(Collection entries)
+===+
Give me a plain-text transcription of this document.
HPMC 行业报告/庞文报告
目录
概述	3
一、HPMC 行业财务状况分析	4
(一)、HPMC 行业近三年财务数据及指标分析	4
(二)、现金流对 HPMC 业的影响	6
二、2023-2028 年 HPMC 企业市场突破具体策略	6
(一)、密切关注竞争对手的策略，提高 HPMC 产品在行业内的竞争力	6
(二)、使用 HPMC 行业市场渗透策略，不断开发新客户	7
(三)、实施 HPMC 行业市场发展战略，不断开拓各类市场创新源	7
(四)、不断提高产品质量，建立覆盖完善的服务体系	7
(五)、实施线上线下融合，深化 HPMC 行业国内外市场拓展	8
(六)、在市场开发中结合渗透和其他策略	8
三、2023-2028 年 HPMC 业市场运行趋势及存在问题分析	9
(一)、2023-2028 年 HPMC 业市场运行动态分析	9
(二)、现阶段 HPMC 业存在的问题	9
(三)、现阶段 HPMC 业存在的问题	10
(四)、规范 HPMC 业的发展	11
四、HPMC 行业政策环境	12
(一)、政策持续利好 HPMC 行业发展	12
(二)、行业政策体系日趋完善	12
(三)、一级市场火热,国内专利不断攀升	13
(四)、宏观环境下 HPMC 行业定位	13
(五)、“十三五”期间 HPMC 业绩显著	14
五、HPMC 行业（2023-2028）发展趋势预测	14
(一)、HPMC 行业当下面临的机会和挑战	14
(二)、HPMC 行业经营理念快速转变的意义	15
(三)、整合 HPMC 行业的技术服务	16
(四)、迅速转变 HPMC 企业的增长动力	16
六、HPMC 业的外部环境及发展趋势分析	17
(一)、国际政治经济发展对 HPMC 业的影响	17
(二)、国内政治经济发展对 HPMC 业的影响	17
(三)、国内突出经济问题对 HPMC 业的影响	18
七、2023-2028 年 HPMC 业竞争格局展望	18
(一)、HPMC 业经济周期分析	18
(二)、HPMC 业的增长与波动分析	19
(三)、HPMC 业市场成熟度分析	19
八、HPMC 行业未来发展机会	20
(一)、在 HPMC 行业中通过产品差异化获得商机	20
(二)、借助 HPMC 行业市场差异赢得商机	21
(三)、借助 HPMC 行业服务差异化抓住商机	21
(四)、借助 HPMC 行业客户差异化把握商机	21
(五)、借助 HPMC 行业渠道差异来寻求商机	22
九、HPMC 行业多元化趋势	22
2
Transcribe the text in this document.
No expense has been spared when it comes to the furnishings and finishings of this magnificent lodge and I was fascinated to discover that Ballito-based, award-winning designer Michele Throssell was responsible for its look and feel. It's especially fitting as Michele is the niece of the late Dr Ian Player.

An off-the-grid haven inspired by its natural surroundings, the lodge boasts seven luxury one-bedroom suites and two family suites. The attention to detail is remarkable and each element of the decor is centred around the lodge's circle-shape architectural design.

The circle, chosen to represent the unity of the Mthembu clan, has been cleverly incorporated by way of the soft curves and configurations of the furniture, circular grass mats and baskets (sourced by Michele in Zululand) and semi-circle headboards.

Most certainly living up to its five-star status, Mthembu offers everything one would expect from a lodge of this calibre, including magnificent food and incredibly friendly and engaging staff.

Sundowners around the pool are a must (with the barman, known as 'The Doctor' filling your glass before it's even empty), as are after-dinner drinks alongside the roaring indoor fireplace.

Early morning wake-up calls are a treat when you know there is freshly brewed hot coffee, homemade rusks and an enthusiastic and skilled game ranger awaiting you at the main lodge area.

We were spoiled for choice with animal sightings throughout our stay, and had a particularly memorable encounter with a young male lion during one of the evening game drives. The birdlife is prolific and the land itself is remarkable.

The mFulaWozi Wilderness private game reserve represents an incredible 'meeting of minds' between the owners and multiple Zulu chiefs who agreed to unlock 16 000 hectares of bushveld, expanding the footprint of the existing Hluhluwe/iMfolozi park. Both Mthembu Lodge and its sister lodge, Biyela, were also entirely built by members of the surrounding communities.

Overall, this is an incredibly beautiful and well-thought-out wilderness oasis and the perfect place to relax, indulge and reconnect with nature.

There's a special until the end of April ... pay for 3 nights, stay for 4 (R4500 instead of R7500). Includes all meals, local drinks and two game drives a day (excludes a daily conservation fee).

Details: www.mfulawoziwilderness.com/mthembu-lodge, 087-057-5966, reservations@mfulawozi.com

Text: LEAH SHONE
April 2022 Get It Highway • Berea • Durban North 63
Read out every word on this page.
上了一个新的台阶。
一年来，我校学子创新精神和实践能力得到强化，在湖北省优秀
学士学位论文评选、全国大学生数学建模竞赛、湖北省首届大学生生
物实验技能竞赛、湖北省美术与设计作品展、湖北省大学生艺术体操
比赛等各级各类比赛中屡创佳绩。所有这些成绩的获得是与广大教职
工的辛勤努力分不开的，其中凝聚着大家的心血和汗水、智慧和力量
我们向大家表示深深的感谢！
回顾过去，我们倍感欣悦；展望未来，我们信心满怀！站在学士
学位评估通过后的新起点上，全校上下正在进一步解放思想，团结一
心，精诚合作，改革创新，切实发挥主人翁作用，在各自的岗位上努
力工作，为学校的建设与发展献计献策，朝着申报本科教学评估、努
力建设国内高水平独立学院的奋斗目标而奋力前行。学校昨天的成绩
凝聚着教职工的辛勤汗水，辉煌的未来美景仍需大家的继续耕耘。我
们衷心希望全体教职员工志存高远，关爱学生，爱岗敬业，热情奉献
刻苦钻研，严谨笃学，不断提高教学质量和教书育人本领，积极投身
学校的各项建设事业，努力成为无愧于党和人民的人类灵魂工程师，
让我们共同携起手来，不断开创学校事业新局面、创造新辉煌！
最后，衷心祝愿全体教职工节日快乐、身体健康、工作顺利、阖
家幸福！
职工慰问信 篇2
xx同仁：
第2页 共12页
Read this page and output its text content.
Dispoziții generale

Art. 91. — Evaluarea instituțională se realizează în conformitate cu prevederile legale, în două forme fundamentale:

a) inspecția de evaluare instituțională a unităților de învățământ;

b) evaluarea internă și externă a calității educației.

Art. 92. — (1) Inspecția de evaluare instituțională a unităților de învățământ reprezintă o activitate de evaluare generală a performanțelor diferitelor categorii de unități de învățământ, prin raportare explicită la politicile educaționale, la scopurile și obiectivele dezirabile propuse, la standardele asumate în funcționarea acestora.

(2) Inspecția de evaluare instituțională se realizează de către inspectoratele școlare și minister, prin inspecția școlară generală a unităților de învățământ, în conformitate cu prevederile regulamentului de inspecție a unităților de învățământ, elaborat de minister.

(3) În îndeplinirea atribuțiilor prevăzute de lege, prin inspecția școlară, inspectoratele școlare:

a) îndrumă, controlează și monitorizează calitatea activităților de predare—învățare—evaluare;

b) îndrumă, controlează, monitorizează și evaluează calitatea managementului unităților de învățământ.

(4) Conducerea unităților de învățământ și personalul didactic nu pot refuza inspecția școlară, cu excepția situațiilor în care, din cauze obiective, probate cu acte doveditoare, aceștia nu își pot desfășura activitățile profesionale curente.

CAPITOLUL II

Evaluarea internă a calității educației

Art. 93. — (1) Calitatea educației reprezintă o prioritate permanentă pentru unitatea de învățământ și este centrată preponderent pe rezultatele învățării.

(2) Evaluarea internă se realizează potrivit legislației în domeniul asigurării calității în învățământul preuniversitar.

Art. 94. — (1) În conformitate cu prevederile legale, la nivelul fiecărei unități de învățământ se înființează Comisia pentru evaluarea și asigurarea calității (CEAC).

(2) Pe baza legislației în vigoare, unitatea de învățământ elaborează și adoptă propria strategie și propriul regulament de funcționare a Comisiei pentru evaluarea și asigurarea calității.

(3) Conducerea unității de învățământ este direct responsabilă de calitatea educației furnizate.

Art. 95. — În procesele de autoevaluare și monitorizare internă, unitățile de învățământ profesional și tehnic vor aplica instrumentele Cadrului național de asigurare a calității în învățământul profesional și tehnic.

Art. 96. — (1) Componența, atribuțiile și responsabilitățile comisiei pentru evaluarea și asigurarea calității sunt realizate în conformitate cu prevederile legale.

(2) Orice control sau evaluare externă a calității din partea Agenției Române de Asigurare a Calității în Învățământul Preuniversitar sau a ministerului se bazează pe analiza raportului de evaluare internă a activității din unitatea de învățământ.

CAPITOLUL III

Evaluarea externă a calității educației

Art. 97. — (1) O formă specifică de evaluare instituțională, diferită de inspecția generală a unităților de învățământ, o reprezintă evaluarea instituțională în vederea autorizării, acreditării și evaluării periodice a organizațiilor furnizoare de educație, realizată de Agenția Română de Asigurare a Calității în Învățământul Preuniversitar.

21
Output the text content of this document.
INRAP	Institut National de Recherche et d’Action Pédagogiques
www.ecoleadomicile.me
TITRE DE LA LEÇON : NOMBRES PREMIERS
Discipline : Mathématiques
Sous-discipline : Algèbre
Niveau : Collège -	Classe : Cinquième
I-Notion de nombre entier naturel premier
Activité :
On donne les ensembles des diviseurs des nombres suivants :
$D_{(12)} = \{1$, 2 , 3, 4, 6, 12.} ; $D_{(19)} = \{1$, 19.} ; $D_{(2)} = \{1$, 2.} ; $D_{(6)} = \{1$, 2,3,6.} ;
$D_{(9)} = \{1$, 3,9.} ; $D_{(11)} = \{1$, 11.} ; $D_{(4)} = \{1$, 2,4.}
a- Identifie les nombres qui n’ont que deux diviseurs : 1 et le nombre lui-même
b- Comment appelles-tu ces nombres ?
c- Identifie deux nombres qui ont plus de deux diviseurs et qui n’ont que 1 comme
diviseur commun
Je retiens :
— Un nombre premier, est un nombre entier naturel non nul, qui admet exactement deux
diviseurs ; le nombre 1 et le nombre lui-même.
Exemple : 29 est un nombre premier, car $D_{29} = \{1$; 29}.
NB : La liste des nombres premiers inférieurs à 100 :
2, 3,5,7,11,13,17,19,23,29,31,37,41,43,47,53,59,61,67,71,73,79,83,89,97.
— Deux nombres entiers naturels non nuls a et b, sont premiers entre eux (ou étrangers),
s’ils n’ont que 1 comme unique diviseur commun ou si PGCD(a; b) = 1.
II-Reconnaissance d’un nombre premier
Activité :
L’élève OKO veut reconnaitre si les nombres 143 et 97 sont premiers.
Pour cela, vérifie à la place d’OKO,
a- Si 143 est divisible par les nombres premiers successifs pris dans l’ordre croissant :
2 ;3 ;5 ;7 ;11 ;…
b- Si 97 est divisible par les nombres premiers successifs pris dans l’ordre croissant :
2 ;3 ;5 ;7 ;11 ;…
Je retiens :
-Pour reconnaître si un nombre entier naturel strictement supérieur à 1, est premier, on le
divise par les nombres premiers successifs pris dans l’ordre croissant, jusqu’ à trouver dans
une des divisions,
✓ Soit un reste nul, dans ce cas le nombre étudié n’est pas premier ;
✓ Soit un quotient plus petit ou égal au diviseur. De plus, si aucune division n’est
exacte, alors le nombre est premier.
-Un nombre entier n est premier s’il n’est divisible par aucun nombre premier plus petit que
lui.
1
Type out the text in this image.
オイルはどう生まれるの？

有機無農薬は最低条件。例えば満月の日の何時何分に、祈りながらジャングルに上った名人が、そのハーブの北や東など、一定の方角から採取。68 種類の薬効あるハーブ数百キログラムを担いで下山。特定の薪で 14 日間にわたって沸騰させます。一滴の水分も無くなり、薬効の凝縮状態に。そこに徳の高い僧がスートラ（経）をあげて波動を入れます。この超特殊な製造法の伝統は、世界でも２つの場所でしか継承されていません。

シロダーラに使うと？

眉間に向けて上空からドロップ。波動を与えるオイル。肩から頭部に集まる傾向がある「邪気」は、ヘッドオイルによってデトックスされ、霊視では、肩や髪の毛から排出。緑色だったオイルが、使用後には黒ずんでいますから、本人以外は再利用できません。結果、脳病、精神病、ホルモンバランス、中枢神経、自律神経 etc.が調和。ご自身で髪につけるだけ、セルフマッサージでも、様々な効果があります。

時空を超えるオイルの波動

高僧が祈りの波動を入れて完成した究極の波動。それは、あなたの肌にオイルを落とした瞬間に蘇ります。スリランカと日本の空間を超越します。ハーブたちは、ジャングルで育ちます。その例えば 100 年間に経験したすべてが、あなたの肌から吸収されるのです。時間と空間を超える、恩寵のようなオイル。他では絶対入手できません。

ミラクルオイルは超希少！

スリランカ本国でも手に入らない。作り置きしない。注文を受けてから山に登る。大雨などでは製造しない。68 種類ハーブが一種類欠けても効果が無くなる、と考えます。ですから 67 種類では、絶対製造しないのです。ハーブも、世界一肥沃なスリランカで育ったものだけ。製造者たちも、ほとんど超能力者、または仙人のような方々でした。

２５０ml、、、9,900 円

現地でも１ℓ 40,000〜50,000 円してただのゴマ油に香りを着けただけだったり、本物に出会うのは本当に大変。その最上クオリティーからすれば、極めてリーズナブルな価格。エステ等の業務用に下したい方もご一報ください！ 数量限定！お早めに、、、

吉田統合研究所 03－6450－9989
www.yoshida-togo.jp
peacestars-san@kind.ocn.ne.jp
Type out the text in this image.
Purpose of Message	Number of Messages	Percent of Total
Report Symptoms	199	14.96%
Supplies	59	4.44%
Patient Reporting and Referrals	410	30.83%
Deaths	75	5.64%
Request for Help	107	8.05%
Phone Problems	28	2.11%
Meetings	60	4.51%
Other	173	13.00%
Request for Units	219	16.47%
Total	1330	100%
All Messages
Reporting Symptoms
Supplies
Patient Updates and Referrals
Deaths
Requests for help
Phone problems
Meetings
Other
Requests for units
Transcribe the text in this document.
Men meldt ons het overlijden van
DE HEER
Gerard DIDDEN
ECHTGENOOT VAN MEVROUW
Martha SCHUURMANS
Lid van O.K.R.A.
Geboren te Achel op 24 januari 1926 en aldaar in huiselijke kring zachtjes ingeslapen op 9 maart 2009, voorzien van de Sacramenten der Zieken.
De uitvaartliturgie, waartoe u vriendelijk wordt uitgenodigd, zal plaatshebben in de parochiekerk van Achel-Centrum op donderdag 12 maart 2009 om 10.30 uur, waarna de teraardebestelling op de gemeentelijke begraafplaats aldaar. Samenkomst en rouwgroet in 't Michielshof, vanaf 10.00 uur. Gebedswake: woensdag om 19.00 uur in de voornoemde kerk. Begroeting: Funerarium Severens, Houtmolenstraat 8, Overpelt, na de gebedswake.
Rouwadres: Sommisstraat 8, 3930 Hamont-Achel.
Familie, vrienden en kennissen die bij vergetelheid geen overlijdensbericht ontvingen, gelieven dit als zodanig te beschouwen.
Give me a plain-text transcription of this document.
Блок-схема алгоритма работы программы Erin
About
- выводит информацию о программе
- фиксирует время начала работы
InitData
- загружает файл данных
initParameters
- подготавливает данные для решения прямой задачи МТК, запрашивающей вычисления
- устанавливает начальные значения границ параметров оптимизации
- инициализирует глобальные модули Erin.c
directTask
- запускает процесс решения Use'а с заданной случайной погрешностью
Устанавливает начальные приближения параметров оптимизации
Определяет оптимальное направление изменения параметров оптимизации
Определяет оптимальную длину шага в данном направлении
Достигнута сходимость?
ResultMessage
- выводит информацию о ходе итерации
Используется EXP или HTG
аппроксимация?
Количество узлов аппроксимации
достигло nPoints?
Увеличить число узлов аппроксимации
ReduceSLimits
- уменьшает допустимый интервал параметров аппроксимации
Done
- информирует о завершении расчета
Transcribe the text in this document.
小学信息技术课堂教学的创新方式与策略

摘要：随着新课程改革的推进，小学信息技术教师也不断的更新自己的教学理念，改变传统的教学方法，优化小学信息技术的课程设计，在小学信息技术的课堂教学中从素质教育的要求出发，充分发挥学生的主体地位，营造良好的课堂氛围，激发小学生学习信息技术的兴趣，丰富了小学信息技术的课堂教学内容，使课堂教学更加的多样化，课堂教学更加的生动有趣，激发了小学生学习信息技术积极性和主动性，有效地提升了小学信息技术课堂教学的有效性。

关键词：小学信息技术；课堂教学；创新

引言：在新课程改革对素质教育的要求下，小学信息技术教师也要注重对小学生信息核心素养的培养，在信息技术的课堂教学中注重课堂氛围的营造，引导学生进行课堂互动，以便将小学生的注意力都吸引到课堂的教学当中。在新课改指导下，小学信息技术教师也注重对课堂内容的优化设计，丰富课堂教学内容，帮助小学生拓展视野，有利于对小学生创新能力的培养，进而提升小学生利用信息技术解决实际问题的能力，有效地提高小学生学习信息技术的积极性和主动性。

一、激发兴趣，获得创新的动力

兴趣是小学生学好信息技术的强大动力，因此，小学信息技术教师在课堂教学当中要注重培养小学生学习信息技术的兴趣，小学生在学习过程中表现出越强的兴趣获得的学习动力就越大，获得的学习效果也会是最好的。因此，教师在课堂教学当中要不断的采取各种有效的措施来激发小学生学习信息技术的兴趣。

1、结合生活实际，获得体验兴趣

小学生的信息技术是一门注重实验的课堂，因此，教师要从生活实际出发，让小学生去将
+===+
--- INSTRUCTIONS TO FOLLOW ---
Show each line holding the word "Patient".

--- ANSWER TO THIS PROBLEM ---
Patient Reporting and Referrals	410	30.83%
Patient Updates and Referrals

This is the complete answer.